- _연습 과제 1_
다음 딥러닝의 정석 예제 코드 글에서 "딥러닝 공부를 위해"로 시작하는 문단을 주요 사실만 남긴 목록으로 간추리세요.

- _제공된 발췌문_
딥러닝의 정석 예제 코드 chapter 3 텐서플로로 신경망 구현하기 MNIST

딥러닝 공부를 위해 딥러닝의 정석 (Fundamentals of Deep Learning)이라는 책을 구매했다.
책의 예제 코드는 https://github.com/darksigma/Fundamentals-of-deep-learning-book에서 받을 수 있다.
위 github에 올라간 소스는 빌드할 때 간혹 빌드가 되지 않는 경우가 많았다.

아래는 chapter 3 텐서플로로 신경망 구현하기의 예제 코드로 MNIST 데이터를 학습하는 코드와 학습 결과다.
책의 예제와 다르게 dropout을 추가하였다.
MNIST 데이터는 처음 코드 실행 시 해당위치에 파일이 없을 경우 다운 받은 후 실행된다.


[소스코드]

import tensorflow as tf
import time, shutil, os
from tensorflow.examples.tutorials.mnist import input_data

tf.reset_default_graph()
#tf.set_random_seed(777)
mnist = input_data.read_data_sets("../MNIST_data/",one_hot=True)

# Architecture
n_hidden_1 = 256
n_hidden_2 = 256

# Parameters
learning_rate = 0.001
training_epochs = 30
batch_size = 100
display_step = 1

def layer(input, weight_shape, bias_shape):
    weight_init = tf.random_normal_initializer(stddev=(2.0/weight_shape[0])**0.5)
    bias_init = tf.constant_initializer(value=0)
    W = tf.get_variable("W",weight_shape,initializer=weight_init)
    b = tf.get_variable("b",bias_shape,initializer=bias_init)
    return tf.nn.relu(tf.matmul(input,W)+b)

def inference(x,keep_prob):
    with tf.variable_scope("hidden_1"):
        _hidden_1 = layer(x,[784,n_hidden_1],[n_hidden_1])
        hidden_1 = tf.nn.dropout(_hidden_1,keep_prob)
    
    with tf.variable_scope("hidden_2"):
        _hidden_2 = layer(hidden_1,[n_hidden_1,n_hidden_2],[n_hidden_2])
        hidden_2 = tf.nn.dropout(_hidden_2,keep_prob)
    
    with tf.variable_scope("output"):
        output = layer(hidden_2,[n_hidden_2,10],[10])
        
    return output

#loss func
def loss(output, y):
    xentropy = tf.nn.softmax_cross_entropy_with_logits(logits=output, labels=y)
    loss = tf.reduce_mean(xentropy)
    return loss

#Training
def training(cost, global_step):
    tf.summary.scalar("cost",cost)
    optimizer = tf.train.AdamOptimizer(learning_rate=learning_rate)
    train_op = optimizer.minimize(cost,global_step=global_step)
    return train_op

#Evaluate
def evaluate(output, y):
    correct_prediction = tf.equal(tf.argmax(output,1), tf.argmax(y,1))

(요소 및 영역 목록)
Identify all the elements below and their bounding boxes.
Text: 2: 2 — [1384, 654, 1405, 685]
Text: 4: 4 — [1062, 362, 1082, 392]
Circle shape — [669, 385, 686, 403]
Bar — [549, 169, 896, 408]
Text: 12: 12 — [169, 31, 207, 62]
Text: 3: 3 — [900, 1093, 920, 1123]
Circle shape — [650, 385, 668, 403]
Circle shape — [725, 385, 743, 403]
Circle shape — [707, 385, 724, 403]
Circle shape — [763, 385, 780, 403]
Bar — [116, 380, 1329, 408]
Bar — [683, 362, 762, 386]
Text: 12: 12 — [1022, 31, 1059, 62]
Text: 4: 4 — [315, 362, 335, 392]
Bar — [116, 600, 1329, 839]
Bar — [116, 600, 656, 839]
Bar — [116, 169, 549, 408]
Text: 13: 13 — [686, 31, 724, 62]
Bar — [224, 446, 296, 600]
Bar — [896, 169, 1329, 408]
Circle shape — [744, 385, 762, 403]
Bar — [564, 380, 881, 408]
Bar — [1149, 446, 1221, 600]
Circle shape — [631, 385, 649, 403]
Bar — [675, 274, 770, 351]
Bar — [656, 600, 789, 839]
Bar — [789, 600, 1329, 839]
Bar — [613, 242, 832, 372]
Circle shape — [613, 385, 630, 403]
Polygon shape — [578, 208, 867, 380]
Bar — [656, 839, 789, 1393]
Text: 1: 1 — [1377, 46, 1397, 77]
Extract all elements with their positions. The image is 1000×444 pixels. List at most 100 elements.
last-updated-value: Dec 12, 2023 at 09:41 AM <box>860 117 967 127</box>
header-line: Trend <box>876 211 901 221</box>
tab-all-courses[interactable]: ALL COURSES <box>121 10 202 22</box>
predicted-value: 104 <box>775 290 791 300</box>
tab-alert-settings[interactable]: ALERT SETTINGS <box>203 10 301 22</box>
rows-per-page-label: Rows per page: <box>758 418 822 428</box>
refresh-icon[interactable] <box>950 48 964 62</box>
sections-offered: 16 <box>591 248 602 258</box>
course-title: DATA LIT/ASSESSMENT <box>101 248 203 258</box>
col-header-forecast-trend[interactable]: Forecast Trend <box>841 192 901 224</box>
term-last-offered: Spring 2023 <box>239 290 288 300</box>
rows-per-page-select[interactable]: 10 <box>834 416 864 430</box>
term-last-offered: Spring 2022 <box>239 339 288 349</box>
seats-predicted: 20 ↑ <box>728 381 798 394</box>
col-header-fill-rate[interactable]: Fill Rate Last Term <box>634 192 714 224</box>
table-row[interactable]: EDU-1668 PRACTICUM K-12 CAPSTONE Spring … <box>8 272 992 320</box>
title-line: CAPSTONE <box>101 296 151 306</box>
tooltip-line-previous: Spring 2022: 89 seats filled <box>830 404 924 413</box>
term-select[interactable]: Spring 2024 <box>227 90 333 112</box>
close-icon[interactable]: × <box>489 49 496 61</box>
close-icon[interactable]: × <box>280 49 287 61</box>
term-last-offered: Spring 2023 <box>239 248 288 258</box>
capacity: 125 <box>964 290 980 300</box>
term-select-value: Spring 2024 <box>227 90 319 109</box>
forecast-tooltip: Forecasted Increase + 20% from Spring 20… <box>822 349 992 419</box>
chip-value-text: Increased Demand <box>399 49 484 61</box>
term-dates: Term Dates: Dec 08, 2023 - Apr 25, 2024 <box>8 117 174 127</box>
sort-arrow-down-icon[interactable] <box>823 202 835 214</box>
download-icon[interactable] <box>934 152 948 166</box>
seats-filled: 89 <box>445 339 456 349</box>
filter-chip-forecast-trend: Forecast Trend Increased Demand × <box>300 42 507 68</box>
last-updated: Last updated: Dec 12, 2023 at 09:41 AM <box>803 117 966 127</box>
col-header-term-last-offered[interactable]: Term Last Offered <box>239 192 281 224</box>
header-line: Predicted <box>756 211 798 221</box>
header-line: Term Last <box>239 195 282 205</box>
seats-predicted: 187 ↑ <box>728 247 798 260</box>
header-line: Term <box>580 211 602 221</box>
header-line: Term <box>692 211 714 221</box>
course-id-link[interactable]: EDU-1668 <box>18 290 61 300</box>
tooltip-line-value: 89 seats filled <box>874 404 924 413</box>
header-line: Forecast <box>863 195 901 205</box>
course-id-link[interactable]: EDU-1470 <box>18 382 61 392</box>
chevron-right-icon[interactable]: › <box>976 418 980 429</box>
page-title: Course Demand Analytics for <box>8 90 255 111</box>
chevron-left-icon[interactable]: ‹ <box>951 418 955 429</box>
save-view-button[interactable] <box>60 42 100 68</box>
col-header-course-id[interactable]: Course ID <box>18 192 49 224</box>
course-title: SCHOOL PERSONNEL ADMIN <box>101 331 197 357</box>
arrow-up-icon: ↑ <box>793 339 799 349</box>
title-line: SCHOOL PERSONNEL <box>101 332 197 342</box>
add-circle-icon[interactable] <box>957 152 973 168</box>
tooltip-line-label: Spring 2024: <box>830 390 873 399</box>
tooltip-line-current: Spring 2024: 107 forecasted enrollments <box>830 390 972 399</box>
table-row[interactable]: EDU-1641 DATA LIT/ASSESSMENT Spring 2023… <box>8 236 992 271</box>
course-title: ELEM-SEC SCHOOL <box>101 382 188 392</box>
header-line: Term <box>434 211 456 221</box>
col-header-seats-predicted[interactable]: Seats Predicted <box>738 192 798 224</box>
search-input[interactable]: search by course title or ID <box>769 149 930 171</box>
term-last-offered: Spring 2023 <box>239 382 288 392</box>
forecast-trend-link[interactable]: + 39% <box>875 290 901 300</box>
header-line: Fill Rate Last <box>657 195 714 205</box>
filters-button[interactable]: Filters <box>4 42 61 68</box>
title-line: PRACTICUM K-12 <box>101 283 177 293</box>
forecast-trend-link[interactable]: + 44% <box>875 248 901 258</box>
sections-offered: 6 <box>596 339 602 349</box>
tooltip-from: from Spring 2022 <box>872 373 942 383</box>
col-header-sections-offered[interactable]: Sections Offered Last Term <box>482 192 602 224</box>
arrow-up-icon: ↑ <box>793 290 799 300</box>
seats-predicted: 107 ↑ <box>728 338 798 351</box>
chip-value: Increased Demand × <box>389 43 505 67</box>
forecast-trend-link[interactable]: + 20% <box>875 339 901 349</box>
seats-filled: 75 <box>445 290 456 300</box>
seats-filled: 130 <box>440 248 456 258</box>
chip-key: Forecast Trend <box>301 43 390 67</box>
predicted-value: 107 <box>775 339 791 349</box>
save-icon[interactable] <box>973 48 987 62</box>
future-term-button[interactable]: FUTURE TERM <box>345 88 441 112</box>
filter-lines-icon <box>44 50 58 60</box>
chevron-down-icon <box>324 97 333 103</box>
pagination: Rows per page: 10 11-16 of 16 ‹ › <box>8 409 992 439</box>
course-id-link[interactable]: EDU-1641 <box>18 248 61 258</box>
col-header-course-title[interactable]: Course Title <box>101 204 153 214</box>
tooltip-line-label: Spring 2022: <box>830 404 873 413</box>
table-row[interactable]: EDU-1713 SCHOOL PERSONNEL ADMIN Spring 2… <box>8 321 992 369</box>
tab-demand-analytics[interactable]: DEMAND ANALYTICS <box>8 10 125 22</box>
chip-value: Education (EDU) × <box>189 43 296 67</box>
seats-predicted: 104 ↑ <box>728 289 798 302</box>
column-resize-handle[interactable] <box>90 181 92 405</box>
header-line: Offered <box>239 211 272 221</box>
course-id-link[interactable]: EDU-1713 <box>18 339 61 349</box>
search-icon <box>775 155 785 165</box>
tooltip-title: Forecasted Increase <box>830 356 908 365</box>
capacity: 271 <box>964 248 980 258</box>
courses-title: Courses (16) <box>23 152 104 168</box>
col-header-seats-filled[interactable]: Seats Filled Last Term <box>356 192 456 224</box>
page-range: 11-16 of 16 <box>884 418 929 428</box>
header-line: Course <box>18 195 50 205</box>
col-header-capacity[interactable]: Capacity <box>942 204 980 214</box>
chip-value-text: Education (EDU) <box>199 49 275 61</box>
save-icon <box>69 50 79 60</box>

- _연습 과제 2_
위 기록의 처음부터 "last-updated-value: Dec 12, 2023"가 들어 있는 줄까지를 양 끝 줄을 포함해 번호 목록으로 옮겨 쓰고, 빈 줄은 빼세요.

- _답변 1_
- 딥러닝 공부를 위해 『딥러닝의 정석』(Fundamentals of Deep Learning)을 구매했다.
- 책의 예제 코드는 https://github.com/darksigma/Fundamentals-of-deep-learning-book에서 받을 수 있다.
- 이 github에 올라간 소스는 빌드가 되지 않는 경우가 많았다.

- _답변 2_
1. Identify all the elements below and their bounding boxes.
2. Text: 2: 2 — [1384, 654, 1405, 685]
3. Text: 4: 4 — [1062, 362, 1082, 392]
4. Circle shape — [669, 385, 686, 403]
5. Bar — [549, 169, 896, 408]
6. Text: 12: 12 — [169, 31, 207, 62]
7. Text: 3: 3 — [900, 1093, 920, 1123]
8. Circle shape — [650, 385, 668, 403]
9. Circle shape — [725, 385, 743, 403]
10. Circle shape — [707, 385, 724, 403]
11. Circle shape — [763, 385, 780, 403]
12. Bar — [116, 380, 1329, 408]
13. Bar — [683, 362, 762, 386]
14. Text: 12: 12 — [1022, 31, 1059, 62]
15. Text: 4: 4 — [315, 362, 335, 392]
16. Bar — [116, 600, 1329, 839]
17. Bar — [116, 600, 656, 839]
18. Bar — [116, 169, 549, 408]
19. Text: 13: 13 — [686, 31, 724, 62]
20. Bar — [224, 446, 296, 600]
21. Bar — [896, 169, 1329, 408]
22. Circle shape — [744, 385, 762, 403]
23. Bar — [564, 380, 881, 408]
24. Bar — [1149, 446, 1221, 600]
25. Circle shape — [631, 385, 649, 403]
26. Bar — [675, 274, 770, 351]
27. Bar — [656, 600, 789, 839]
28. Bar — [789, 600, 1329, 839]
29. Bar — [613, 242, 832, 372]
30. Circle shape — [613, 385, 630, 403]
31. Polygon shape — [578, 208, 867, 380]
32. Bar — [656, 839, 789, 1393]
33. Text: 1: 1 — [1377, 46, 1397, 77]
34. Extract all elements with their positions. The image is 1000×444 pixels. List at most 100 elements.
35. last-updated-value: Dec 12, 2023 at 09:41 AM <box>860 117 967 127</box>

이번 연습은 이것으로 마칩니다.